> **Data extract**:
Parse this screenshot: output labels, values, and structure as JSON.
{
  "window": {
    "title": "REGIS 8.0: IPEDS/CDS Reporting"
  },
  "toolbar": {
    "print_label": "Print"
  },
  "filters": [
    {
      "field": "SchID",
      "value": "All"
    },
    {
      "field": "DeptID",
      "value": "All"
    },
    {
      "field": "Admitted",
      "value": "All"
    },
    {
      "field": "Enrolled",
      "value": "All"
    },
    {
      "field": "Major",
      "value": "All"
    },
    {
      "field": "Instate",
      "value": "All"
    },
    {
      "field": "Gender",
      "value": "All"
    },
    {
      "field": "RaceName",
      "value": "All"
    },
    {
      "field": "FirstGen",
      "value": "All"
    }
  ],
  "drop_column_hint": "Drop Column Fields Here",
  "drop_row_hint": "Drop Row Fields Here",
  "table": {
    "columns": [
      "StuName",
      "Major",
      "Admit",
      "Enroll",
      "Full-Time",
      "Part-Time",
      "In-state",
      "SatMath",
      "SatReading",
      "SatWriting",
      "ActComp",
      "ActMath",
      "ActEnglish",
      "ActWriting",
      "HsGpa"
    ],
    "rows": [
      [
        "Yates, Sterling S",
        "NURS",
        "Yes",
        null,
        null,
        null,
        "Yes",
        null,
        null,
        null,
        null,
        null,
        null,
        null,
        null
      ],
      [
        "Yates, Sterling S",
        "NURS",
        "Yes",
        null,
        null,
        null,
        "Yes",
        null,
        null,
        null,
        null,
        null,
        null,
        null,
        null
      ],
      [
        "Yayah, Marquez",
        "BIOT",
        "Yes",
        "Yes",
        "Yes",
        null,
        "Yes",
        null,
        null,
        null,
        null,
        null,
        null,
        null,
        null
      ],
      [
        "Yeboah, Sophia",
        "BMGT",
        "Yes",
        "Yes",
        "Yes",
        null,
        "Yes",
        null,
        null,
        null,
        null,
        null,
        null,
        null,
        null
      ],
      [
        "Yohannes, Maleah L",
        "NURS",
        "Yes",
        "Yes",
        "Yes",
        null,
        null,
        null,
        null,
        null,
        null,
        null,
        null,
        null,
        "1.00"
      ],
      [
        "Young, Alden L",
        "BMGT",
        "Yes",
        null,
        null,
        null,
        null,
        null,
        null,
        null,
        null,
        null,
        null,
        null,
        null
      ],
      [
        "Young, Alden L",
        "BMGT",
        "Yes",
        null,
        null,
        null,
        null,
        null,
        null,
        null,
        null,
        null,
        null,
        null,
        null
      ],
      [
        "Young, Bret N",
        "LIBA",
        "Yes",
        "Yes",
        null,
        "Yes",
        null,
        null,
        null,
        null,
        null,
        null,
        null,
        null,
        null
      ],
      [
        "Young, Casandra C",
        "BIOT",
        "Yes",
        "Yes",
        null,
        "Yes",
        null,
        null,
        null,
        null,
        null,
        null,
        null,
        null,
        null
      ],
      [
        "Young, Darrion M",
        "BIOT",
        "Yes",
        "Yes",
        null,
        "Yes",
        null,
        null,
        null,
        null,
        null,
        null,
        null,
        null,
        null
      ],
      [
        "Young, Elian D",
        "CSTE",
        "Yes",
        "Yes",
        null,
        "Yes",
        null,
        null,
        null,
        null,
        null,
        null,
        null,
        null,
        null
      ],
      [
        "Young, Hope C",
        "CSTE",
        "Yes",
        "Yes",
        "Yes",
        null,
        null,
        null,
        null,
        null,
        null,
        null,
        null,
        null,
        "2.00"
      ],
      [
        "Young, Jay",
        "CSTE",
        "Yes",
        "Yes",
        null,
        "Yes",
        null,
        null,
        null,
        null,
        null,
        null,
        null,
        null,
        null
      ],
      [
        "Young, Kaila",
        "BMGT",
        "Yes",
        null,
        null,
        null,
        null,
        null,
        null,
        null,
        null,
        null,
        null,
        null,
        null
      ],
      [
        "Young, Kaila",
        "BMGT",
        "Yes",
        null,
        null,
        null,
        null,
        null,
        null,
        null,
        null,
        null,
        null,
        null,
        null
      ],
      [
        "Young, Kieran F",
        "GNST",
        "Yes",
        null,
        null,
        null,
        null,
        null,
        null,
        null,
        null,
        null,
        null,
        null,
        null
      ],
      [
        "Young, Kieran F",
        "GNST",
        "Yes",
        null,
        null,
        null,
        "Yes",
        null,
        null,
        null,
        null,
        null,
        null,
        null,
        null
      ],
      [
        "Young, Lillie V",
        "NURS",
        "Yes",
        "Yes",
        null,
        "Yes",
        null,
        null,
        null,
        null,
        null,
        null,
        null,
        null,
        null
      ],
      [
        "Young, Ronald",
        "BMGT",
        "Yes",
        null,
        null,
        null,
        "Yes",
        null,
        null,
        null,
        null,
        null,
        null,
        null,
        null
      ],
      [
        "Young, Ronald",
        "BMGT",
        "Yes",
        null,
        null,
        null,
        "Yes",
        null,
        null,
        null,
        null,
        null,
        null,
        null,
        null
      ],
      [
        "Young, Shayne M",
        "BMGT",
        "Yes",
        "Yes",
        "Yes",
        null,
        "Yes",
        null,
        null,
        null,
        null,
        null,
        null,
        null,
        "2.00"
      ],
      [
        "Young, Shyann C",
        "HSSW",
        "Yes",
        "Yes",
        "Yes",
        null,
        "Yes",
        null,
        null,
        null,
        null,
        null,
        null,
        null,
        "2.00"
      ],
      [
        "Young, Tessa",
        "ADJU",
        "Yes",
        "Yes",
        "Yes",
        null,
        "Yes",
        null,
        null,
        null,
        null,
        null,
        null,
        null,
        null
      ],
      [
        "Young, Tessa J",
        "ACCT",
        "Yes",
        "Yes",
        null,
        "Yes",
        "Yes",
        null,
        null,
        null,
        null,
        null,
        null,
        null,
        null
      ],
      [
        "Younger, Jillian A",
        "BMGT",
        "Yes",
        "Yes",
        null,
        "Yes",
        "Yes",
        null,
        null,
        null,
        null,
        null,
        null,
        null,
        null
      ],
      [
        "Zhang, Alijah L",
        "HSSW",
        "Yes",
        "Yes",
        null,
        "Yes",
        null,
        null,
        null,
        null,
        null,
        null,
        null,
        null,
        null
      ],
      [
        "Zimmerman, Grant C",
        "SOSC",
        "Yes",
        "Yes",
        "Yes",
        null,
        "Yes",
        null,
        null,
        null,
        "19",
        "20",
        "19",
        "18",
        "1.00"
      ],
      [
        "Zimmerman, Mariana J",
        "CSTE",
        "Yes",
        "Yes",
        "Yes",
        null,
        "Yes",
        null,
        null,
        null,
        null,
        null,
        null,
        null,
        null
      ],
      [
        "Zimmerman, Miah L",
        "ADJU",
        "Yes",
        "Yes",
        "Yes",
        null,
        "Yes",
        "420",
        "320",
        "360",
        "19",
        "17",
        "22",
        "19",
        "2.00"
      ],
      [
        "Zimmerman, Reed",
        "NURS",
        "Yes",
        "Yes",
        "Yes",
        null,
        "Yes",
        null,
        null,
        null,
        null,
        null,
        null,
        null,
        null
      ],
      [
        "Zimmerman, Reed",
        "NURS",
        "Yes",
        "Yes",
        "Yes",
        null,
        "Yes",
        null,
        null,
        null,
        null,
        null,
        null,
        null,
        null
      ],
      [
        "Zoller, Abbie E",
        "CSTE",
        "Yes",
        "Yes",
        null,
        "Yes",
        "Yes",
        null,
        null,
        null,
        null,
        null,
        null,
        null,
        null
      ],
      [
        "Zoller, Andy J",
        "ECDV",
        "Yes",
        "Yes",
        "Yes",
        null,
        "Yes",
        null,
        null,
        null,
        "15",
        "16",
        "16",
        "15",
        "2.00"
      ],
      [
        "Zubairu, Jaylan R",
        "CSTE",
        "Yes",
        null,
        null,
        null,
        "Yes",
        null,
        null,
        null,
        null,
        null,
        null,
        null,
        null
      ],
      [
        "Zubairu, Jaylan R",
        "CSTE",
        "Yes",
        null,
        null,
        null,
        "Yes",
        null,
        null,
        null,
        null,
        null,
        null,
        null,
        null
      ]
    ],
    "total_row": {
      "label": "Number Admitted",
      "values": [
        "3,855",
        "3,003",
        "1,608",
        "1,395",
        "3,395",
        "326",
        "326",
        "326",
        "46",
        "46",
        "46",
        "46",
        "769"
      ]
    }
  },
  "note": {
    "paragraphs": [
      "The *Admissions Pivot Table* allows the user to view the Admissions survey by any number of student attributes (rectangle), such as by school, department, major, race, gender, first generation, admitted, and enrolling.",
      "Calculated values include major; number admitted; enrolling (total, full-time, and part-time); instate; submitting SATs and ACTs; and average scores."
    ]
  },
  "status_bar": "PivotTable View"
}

> **Task brief**: Check each line of the records above for "Here", and copy those that have it.

> **Result for this task**:
  "drop_column_hint": "Drop Column Fields Here",
  "drop_row_hint": "Drop Row Fields Here",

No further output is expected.